YOUR OBJECTIVE:
Look through the lines below and extract each one that contains "afirmou".

>> start INPUT DATA

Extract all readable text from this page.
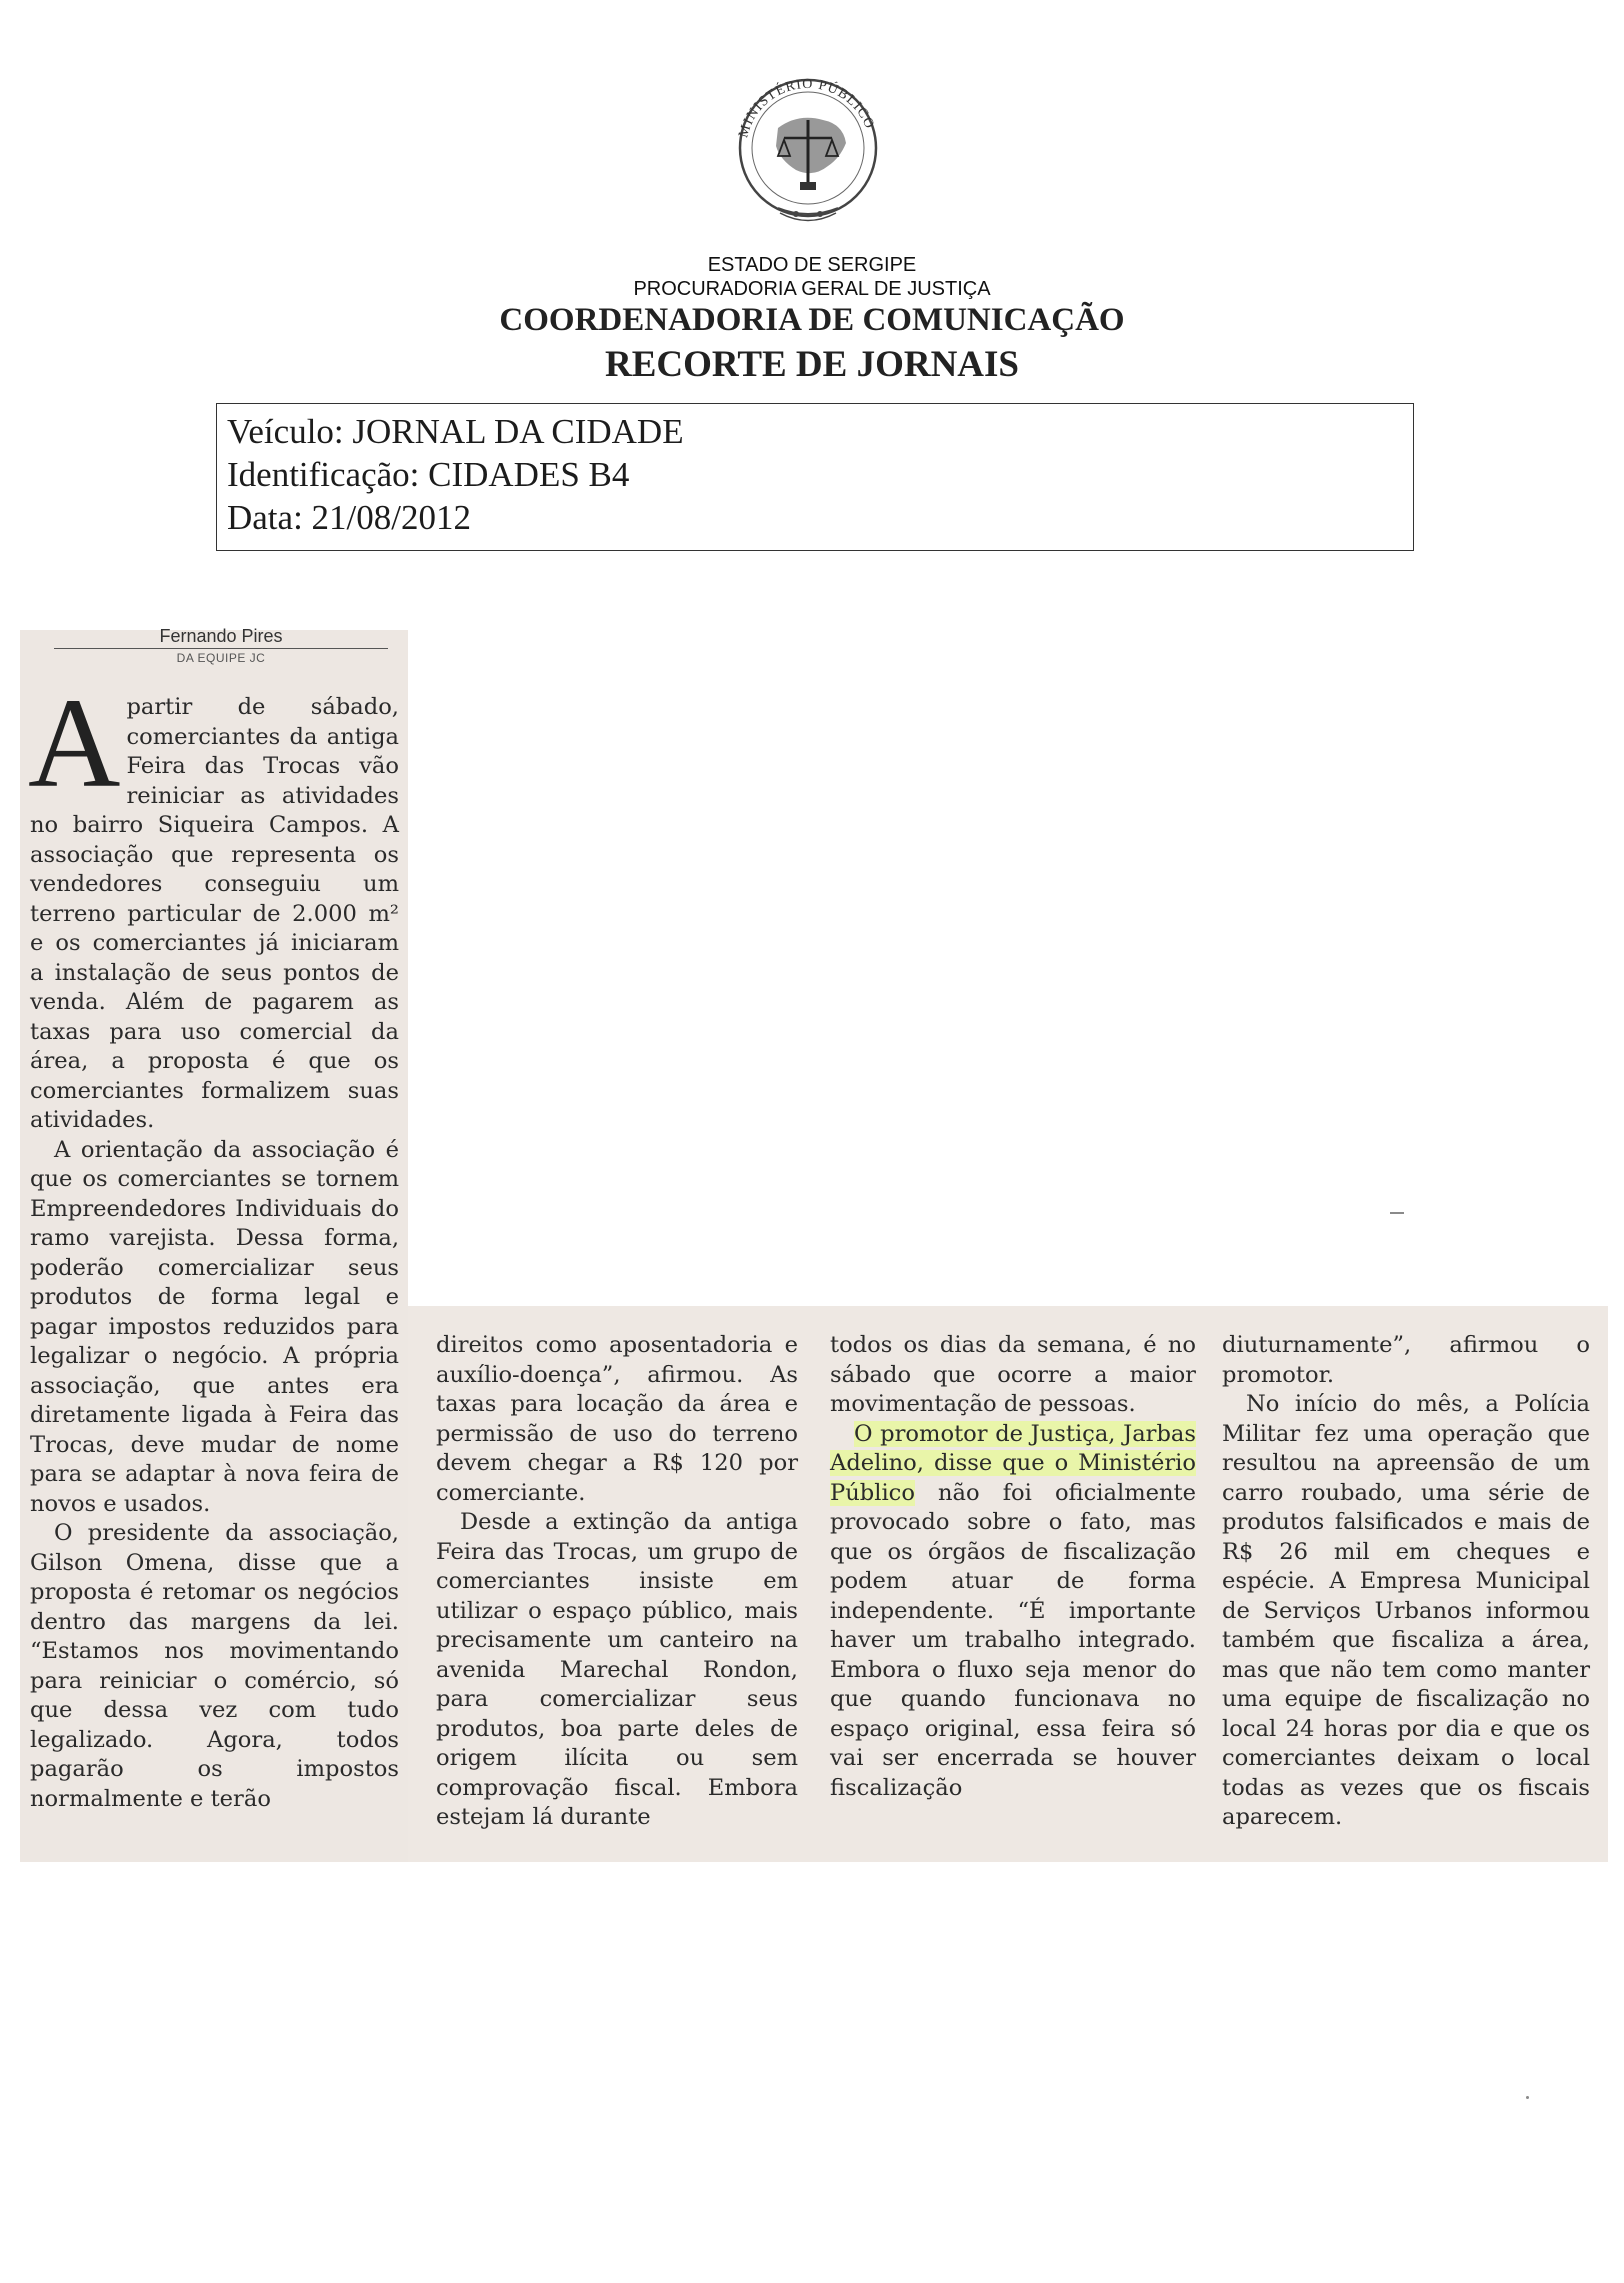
MINISTÉRIO PÚBLICO
ESTADO DE SERGIPE
PROCURADORIA GERAL DE JUSTIÇA
COORDENADORIA DE COMUNICAÇÃO
RECORTE DE JORNAIS
Veículo: JORNAL DA CIDADE
Identificação: CIDADES B4
Data: 21/08/2012
Fernando Pires
DA EQUIPE JC

Apartir de sábado, comerciantes da antiga Feira das Trocas vão reiniciar as atividades no bairro Siqueira Campos. A associação que representa os vendedores conseguiu um terreno particular de 2.000 m² e os comerciantes já iniciaram a instalação de seus pontos de venda. Além de pagarem as taxas para uso comercial da área, a proposta é que os comerciantes formalizem suas atividades.

A orientação da associação é que os comerciantes se tornem Empreendedores Individuais do ramo varejista. Dessa forma, poderão comercializar seus produtos de forma legal e pagar impostos reduzidos para legalizar o negócio. A própria associação, que antes era diretamente ligada à Feira das Trocas, deve mudar de nome para se adaptar à nova feira de novos e usados.

O presidente da associação, Gilson Omena, disse que a proposta é retomar os negócios dentro das margens da lei. “Estamos nos movimentando para reiniciar o comércio, só que dessa vez com tudo legalizado. Agora, todos pagarão os impostos normalmente e terão

direitos como aposentadoria e auxílio-doença”, afirmou. As taxas para locação da área e permissão de uso do terreno devem chegar a R$ 120 por comerciante.

Desde a extinção da antiga Feira das Trocas, um grupo de comerciantes insiste em utilizar o espaço público, mais precisamente um canteiro na avenida Marechal Rondon, para comercializar seus produtos, boa parte deles de origem ilícita ou sem comprovação fiscal. Embora estejam lá durante

todos os dias da semana, é no sábado que ocorre a maior movimentação de pessoas.

O promotor de Justiça, Jarbas Adelino, disse que o Ministério Público não foi oficialmente provocado sobre o fato, mas que os órgãos de fiscalização podem atuar de forma independente. “É importante haver um trabalho integrado. Embora o fluxo seja menor do que quando funcionava no espaço original, essa feira só vai ser encerrada se houver fiscalização

diuturnamente”, afirmou o promotor.

No início do mês, a Polícia Militar fez uma operação que resultou na apreensão de um carro roubado, uma série de produtos falsificados e mais de R$ 26 mil em cheques e espécie. A Empresa Municipal de Serviços Urbanos informou também que fiscaliza a área, mas que não tem como manter uma equipe de fiscalização no local 24 horas por dia e que os comerciantes deixam o local todas as vezes que os fiscais aparecem.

>> end INPUT DATA

SOLUTION TO THE EXERCISE:
direitos como aposentadoria e auxílio-doença”, afirmou. As taxas para locação da área e permissão de uso do terreno devem chegar a R$ 120 por comerciante.
diuturnamente”, afirmou o promotor.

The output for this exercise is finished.